• Your instructions: Spot each line in the records below where the word "Convention" occurs, then copy it.

___

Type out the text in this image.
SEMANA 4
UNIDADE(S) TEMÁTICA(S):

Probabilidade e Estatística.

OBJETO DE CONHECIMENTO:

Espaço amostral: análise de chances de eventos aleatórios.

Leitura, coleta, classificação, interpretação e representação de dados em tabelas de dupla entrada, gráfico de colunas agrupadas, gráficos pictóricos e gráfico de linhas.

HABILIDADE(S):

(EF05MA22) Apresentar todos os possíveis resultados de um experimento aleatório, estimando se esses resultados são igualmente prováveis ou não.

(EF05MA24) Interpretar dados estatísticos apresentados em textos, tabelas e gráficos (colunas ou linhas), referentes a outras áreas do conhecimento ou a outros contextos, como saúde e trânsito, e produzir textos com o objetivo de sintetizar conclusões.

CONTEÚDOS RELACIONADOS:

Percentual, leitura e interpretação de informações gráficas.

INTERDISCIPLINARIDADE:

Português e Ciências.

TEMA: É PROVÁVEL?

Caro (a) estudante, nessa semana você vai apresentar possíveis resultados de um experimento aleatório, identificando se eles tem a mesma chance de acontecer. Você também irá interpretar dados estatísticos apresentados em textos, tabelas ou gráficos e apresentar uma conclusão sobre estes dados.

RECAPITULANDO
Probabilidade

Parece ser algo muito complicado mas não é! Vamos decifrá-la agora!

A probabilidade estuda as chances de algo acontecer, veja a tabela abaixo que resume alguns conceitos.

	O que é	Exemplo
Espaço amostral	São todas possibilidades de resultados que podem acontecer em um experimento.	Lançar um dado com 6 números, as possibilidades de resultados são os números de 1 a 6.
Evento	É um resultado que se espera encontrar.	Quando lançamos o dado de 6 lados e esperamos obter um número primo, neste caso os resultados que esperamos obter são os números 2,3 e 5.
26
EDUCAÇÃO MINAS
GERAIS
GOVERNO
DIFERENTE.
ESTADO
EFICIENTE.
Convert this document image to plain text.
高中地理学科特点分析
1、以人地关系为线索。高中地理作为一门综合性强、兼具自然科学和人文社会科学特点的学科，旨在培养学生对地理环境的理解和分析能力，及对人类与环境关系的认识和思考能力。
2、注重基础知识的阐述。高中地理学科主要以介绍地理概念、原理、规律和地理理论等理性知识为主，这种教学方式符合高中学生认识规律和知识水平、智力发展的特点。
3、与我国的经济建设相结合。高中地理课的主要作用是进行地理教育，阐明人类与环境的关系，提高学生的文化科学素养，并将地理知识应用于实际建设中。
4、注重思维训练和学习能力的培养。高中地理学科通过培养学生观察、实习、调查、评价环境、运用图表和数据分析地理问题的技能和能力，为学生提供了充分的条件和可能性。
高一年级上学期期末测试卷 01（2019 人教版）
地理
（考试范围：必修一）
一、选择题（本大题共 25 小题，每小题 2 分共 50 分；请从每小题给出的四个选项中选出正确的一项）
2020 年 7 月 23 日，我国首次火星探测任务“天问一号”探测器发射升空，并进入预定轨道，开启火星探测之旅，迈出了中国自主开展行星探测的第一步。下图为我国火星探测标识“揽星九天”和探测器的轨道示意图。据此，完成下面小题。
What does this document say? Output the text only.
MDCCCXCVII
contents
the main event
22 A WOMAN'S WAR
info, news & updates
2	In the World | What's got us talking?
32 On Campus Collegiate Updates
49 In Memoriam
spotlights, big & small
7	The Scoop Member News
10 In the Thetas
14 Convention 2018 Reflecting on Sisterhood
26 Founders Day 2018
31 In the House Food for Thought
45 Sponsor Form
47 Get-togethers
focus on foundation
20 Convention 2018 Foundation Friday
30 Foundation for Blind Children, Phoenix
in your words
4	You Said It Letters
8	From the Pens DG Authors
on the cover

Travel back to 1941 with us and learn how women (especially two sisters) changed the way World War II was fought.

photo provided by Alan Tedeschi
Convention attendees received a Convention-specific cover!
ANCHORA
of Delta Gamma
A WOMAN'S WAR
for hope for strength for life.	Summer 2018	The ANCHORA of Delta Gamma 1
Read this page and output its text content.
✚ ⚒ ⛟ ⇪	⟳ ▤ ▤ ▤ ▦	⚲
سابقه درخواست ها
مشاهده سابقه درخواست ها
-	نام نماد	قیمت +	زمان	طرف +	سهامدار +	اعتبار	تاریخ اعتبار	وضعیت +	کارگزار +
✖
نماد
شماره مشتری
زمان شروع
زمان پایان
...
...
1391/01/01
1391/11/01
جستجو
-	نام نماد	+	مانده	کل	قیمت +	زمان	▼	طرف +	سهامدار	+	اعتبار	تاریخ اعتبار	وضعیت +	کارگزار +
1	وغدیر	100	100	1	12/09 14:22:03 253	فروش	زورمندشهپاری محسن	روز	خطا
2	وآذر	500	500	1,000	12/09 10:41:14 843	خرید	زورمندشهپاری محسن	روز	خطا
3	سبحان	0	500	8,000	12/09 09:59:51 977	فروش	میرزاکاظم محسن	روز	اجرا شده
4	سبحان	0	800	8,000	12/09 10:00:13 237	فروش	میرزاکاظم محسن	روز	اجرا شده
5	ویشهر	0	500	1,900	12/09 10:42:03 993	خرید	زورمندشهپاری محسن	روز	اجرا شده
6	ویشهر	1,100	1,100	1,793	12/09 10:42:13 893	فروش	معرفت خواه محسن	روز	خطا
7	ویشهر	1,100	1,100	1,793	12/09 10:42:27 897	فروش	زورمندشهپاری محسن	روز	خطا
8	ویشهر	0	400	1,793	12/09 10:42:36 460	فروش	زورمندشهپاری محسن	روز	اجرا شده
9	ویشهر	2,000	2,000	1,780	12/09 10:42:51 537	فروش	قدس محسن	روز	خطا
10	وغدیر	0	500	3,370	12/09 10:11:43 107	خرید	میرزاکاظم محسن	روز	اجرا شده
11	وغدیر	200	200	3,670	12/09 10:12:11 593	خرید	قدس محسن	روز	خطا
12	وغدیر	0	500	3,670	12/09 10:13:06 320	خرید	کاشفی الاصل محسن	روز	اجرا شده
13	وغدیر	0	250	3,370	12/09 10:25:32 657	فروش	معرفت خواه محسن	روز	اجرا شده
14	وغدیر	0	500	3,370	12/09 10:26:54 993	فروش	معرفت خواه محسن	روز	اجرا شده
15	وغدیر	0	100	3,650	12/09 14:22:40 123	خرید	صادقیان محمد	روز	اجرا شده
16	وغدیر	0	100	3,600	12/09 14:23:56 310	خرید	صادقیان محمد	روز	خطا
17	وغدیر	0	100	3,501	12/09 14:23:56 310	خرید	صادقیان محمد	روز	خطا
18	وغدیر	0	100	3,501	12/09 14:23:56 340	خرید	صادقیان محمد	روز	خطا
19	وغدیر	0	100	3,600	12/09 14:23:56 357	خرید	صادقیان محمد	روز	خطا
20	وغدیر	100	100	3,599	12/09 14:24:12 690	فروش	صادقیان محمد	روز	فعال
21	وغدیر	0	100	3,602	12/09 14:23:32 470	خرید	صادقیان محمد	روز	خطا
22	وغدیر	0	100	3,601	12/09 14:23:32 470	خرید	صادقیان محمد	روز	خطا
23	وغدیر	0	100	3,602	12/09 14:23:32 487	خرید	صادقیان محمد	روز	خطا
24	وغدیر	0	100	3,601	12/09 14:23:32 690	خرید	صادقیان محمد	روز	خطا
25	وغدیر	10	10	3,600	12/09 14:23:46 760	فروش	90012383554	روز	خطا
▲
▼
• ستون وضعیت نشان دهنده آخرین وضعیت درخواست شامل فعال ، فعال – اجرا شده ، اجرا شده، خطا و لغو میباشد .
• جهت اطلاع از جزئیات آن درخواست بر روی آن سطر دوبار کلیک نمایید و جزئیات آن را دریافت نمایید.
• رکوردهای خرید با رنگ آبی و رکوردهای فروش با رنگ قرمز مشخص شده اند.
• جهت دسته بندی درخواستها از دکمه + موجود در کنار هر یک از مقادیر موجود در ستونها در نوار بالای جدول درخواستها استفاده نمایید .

___

• Final result:
14 Convention 2018 Reflecting on Sisterhood
20 Convention 2018 Foundation Friday
Convention attendees received a Convention-specific cover!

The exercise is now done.